In the entries below, count each line holding the word "FileUpload". Answer with the total alone.

──────────────────────────────

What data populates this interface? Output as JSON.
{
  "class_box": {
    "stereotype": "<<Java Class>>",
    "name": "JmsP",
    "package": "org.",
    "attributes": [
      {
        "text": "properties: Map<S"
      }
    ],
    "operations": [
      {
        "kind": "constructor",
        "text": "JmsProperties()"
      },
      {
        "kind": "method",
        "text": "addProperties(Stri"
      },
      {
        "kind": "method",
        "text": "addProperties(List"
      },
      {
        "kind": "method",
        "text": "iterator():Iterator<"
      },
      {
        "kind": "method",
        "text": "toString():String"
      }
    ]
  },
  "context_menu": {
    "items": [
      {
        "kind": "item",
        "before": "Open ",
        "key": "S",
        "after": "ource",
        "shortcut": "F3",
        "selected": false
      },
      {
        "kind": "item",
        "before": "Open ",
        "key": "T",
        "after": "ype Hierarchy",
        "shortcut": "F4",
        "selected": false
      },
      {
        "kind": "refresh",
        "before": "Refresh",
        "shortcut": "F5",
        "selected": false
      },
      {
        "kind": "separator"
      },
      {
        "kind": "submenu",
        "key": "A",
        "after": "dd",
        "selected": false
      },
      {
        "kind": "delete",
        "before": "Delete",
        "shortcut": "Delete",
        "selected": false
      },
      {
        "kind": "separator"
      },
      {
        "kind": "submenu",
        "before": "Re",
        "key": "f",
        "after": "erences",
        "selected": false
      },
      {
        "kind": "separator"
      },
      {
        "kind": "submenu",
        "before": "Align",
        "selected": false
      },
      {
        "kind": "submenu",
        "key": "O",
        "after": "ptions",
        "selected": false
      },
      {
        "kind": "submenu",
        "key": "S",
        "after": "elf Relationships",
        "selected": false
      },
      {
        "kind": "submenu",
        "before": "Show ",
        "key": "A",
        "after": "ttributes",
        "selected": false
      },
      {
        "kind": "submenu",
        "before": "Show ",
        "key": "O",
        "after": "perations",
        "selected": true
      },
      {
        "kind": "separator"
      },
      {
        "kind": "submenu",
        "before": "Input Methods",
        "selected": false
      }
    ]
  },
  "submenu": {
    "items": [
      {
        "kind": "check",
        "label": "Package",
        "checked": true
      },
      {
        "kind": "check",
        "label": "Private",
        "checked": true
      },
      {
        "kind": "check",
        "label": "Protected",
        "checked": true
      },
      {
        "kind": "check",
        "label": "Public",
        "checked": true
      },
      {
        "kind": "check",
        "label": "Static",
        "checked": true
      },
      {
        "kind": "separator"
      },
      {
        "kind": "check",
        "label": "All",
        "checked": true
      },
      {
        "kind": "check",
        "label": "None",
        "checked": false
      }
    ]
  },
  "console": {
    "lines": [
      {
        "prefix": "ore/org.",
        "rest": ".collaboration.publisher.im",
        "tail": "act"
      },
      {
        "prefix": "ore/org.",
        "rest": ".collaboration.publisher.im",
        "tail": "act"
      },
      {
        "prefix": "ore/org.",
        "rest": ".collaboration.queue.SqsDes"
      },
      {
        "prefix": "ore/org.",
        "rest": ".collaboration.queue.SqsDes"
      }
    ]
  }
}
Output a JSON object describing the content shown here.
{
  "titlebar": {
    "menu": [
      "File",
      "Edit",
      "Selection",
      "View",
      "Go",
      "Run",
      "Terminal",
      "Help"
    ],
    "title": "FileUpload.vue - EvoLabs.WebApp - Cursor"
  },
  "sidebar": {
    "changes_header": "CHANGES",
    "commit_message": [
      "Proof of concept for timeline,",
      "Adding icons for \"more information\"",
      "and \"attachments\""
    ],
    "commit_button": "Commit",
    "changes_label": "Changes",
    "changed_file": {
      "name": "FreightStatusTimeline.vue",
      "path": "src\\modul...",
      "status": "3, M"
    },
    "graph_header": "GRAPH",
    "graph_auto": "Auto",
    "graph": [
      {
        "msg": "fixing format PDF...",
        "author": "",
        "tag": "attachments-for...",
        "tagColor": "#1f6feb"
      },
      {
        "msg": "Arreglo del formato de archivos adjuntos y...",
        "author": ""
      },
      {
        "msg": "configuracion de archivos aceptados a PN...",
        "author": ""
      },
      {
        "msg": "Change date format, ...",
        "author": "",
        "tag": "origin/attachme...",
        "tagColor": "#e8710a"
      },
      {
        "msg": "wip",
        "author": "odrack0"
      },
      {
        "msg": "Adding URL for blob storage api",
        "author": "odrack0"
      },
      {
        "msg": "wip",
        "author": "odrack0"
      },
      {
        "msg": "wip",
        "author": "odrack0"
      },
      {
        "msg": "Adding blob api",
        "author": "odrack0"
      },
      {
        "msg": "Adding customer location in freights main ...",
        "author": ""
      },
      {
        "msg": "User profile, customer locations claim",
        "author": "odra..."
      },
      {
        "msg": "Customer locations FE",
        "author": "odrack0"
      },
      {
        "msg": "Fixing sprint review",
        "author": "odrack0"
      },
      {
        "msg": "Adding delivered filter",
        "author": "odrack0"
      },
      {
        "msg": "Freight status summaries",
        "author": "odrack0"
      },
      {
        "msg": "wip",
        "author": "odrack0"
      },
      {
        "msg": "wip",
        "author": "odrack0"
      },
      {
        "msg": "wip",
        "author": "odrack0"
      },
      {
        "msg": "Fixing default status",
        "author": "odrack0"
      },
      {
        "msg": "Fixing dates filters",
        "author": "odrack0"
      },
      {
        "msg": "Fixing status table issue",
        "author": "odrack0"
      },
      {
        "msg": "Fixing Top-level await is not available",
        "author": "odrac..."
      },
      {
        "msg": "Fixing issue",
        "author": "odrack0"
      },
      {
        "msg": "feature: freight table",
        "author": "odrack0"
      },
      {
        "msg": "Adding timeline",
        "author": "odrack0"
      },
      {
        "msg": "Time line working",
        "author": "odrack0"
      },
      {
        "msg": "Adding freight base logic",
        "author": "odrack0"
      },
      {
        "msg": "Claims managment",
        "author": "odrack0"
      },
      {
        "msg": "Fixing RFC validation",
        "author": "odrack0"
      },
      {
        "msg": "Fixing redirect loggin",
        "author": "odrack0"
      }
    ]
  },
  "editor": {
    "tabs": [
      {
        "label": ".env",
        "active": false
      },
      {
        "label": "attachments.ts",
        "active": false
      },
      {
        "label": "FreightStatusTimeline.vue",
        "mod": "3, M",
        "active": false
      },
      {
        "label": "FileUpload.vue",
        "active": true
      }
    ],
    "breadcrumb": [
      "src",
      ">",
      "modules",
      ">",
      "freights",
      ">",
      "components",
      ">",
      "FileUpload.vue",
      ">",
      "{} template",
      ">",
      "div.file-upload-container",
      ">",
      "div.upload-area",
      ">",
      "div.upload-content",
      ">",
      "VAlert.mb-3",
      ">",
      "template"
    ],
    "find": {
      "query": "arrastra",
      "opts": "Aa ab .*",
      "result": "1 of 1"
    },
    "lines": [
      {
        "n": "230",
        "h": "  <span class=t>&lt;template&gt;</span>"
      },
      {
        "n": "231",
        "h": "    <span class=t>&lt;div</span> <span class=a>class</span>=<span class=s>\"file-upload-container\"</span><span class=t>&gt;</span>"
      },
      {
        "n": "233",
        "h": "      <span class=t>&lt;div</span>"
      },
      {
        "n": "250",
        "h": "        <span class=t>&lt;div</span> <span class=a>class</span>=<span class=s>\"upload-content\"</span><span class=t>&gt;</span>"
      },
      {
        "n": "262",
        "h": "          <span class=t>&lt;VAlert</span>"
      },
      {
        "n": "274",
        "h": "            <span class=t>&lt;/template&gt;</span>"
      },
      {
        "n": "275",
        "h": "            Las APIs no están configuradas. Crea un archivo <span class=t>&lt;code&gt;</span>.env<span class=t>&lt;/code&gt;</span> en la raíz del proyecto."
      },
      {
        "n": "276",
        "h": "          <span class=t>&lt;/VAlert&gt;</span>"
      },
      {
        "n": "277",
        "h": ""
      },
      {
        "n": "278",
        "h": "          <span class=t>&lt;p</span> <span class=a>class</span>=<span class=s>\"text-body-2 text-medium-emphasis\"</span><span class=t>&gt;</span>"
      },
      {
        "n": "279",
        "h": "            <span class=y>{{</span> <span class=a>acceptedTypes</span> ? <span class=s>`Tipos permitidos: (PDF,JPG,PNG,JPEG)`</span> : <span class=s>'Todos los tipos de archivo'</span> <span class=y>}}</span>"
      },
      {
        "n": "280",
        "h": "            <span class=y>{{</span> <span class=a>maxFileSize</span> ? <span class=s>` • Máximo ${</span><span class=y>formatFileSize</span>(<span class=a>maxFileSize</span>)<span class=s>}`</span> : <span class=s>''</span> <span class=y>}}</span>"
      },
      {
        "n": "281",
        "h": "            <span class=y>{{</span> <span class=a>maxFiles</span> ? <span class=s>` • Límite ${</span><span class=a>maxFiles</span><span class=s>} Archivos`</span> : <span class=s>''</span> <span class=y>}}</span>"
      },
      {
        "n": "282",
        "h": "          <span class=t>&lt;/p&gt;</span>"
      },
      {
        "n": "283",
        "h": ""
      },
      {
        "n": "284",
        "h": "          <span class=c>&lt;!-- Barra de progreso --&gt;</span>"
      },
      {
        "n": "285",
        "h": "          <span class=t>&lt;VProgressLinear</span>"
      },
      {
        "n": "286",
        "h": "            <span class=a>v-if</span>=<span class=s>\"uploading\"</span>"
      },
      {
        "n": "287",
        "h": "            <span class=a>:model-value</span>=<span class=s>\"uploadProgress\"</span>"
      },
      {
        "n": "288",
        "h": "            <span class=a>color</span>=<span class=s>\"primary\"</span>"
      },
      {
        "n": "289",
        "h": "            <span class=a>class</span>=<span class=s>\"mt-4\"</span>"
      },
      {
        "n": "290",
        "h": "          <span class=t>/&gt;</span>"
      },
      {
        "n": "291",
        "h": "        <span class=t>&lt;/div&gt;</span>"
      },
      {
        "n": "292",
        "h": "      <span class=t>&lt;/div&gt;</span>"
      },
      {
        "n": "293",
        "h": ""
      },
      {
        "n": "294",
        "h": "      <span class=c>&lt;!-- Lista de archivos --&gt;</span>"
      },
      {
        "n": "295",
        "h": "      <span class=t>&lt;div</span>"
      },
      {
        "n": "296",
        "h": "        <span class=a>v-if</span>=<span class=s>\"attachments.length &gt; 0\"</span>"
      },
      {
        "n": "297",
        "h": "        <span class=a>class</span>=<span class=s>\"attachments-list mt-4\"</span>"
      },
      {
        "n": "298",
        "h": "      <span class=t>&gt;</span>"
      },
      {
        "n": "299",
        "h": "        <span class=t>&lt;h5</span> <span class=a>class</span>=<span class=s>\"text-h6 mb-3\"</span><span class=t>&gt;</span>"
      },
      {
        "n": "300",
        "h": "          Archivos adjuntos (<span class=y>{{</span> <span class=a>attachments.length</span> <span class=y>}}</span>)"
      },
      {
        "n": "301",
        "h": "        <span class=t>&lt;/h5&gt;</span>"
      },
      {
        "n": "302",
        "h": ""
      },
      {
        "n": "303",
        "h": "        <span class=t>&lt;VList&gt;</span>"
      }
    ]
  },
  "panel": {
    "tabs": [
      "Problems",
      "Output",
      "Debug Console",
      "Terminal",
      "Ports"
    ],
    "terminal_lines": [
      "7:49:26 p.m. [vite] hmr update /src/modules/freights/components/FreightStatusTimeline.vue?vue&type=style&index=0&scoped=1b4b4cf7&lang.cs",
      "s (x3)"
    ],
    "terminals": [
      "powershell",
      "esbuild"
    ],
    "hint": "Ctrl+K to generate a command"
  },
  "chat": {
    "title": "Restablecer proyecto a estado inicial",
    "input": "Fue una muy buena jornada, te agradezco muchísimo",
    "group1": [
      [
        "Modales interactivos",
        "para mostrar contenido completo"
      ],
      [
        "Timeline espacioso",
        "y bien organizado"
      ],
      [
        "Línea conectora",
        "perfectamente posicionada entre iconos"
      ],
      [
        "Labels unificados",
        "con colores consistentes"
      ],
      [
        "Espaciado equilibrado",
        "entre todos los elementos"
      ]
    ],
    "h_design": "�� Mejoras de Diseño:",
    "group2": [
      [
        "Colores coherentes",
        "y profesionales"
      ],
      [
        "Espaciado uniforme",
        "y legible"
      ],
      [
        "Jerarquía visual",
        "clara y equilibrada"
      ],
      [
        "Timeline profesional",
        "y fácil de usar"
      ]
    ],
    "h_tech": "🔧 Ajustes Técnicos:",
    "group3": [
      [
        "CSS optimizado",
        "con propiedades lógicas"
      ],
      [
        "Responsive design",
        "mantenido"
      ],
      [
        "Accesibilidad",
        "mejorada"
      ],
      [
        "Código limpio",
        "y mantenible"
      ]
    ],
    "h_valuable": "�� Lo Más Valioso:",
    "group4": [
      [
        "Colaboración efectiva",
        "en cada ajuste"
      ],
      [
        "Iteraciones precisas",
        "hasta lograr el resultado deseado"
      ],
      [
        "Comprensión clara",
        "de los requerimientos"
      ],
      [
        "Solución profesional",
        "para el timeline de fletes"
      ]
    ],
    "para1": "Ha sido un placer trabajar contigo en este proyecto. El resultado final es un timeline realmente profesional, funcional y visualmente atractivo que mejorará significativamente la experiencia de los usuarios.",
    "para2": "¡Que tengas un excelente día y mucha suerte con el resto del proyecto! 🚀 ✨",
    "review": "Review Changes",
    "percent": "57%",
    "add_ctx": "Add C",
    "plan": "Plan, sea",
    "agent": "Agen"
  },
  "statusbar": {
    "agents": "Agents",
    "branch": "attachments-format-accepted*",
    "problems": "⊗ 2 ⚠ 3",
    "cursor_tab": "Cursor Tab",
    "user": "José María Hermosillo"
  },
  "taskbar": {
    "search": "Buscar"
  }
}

──────────────────────────────

**OUTPUT:**
3